**Task requirements:** Transcribe the records that follow in their entirety, omitting any pictures.
BEGIN Exercise material
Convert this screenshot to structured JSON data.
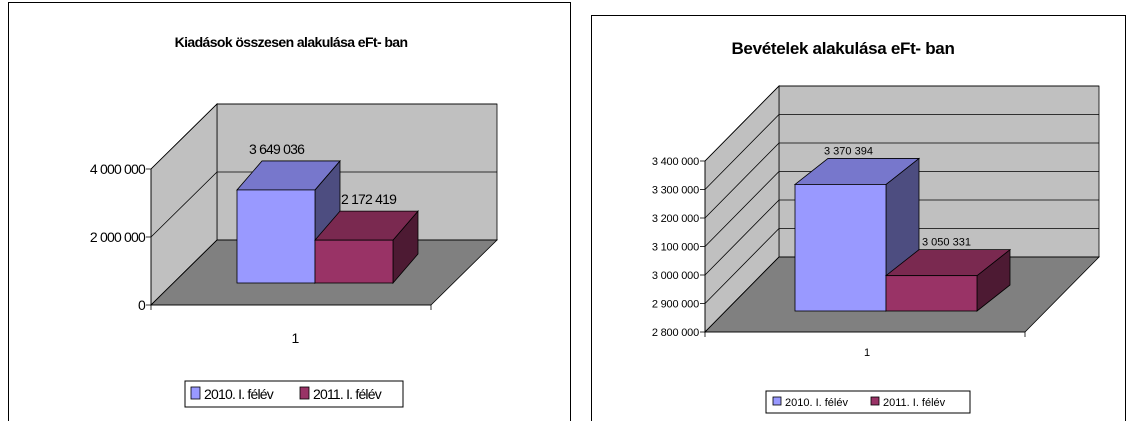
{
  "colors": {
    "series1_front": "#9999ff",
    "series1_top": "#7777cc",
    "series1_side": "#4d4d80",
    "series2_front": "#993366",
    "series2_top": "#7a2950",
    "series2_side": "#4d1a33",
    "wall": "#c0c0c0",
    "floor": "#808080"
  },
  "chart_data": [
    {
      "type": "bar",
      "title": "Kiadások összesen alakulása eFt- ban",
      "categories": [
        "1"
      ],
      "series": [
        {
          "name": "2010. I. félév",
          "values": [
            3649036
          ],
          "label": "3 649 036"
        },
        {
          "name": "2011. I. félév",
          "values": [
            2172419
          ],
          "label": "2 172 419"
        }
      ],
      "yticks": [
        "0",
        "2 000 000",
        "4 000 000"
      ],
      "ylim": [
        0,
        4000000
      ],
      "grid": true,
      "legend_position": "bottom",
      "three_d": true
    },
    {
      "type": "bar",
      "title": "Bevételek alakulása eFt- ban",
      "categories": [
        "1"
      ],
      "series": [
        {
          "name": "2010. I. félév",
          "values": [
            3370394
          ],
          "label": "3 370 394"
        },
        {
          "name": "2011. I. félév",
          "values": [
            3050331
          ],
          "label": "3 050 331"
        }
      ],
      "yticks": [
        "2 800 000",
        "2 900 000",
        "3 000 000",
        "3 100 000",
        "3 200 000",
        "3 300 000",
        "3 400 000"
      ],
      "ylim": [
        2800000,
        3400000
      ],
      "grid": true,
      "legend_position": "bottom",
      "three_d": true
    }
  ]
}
END Exercise material
**Completed exercise:**
Convert this screenshot to structured JSON data.
{
  "colors": {
    "series1_front": "#9999ff",
    "series1_top": "#7777cc",
    "series1_side": "#4d4d80",
    "series2_front": "#993366",
    "series2_top": "#7a2950",
    "series2_side": "#4d1a33",
    "wall": "#c0c0c0",
    "floor": "#808080"
  },
  "chart_data": [
    {
      "type": "bar",
      "title": "Kiadások összesen alakulása eFt- ban",
      "categories": [
        "1"
      ],
      "series": [
        {
          "name": "2010. I. félév",
          "values": [
            3649036
          ],
          "label": "3 649 036"
        },
        {
          "name": "2011. I. félév",
          "values": [
            2172419
          ],
          "label": "2 172 419"
        }
      ],
      "yticks": [
        "0",
        "2 000 000",
        "4 000 000"
      ],
      "ylim": [
        0,
        4000000
      ],
      "grid": true,
      "legend_position": "bottom",
      "three_d": true
    },
    {
      "type": "bar",
      "title": "Bevételek alakulása eFt- ban",
      "categories": [
        "1"
      ],
      "series": [
        {
          "name": "2010. I. félév",
          "values": [
            3370394
          ],
          "label": "3 370 394"
        },
        {
          "name": "2011. I. félév",
          "values": [
            3050331
          ],
          "label": "3 050 331"
        }
      ],
      "yticks": [
        "2 800 000",
        "2 900 000",
        "3 000 000",
        "3 100 000",
        "3 200 000",
        "3 300 000",
        "3 400 000"
      ],
      "ylim": [
        2800000,
        3400000
      ],
      "grid": true,
      "legend_position": "bottom",
      "three_d": true
    }
  ]
}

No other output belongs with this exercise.